# STATED GOAL
Copy out all of the data below with no alterations.

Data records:
- - - -

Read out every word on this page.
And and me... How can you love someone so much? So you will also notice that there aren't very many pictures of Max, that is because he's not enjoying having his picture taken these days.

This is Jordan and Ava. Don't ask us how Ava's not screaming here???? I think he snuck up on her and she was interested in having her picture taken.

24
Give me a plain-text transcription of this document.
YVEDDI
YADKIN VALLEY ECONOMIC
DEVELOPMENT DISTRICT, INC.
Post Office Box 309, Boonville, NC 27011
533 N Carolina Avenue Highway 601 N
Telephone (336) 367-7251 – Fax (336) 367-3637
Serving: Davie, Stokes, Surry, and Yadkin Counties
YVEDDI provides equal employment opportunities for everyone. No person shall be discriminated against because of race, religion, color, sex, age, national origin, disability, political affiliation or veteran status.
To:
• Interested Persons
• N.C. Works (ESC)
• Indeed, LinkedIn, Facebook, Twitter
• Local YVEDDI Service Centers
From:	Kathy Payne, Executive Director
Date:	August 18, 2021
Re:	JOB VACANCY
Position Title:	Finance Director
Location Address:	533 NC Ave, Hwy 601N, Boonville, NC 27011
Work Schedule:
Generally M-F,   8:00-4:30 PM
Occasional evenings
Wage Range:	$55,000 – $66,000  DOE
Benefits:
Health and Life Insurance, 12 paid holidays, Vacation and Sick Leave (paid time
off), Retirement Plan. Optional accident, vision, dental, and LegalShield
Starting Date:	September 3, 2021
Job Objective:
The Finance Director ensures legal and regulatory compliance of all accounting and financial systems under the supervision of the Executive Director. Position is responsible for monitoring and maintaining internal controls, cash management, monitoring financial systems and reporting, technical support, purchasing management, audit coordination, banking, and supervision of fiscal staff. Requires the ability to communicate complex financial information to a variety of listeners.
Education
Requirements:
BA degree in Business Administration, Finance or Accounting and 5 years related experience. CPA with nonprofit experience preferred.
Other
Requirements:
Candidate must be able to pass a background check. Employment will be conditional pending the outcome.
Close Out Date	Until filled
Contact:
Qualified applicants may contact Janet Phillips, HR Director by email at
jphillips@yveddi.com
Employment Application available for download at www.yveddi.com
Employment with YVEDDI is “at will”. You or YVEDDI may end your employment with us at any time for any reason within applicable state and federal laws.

- - - -

# EXERCISE RESULT
Read out every word on this page.
And and me... How can you love someone so much? So you will also notice that there aren't very many pictures of Max, that is because he's not enjoying having his picture taken these days.

This is Jordan and Ava. Don't ask us how Ava's not screaming here???? I think he snuck up on her and she was interested in having her picture taken.

24
Give me a plain-text transcription of this document.
YVEDDI
YADKIN VALLEY ECONOMIC
DEVELOPMENT DISTRICT, INC.
Post Office Box 309, Boonville, NC 27011
533 N Carolina Avenue Highway 601 N
Telephone (336) 367-7251 – Fax (336) 367-3637
Serving: Davie, Stokes, Surry, and Yadkin Counties
YVEDDI provides equal employment opportunities for everyone. No person shall be discriminated against because of race, religion, color, sex, age, national origin, disability, political affiliation or veteran status.
To:
• Interested Persons
• N.C. Works (ESC)
• Indeed, LinkedIn, Facebook, Twitter
• Local YVEDDI Service Centers
From:	Kathy Payne, Executive Director
Date:	August 18, 2021
Re:	JOB VACANCY
Position Title:	Finance Director
Location Address:	533 NC Ave, Hwy 601N, Boonville, NC 27011
Work Schedule:
Generally M-F,   8:00-4:30 PM
Occasional evenings
Wage Range:	$55,000 – $66,000  DOE
Benefits:
Health and Life Insurance, 12 paid holidays, Vacation and Sick Leave (paid time
off), Retirement Plan. Optional accident, vision, dental, and LegalShield
Starting Date:	September 3, 2021
Job Objective:
The Finance Director ensures legal and regulatory compliance of all accounting and financial systems under the supervision of the Executive Director. Position is responsible for monitoring and maintaining internal controls, cash management, monitoring financial systems and reporting, technical support, purchasing management, audit coordination, banking, and supervision of fiscal staff. Requires the ability to communicate complex financial information to a variety of listeners.
Education
Requirements:
BA degree in Business Administration, Finance or Accounting and 5 years related experience. CPA with nonprofit experience preferred.
Other
Requirements:
Candidate must be able to pass a background check. Employment will be conditional pending the outcome.
Close Out Date	Until filled
Contact:
Qualified applicants may contact Janet Phillips, HR Director by email at
jphillips@yveddi.com
Employment Application available for download at www.yveddi.com
Employment with YVEDDI is “at will”. You or YVEDDI may end your employment with us at any time for any reason within applicable state and federal laws.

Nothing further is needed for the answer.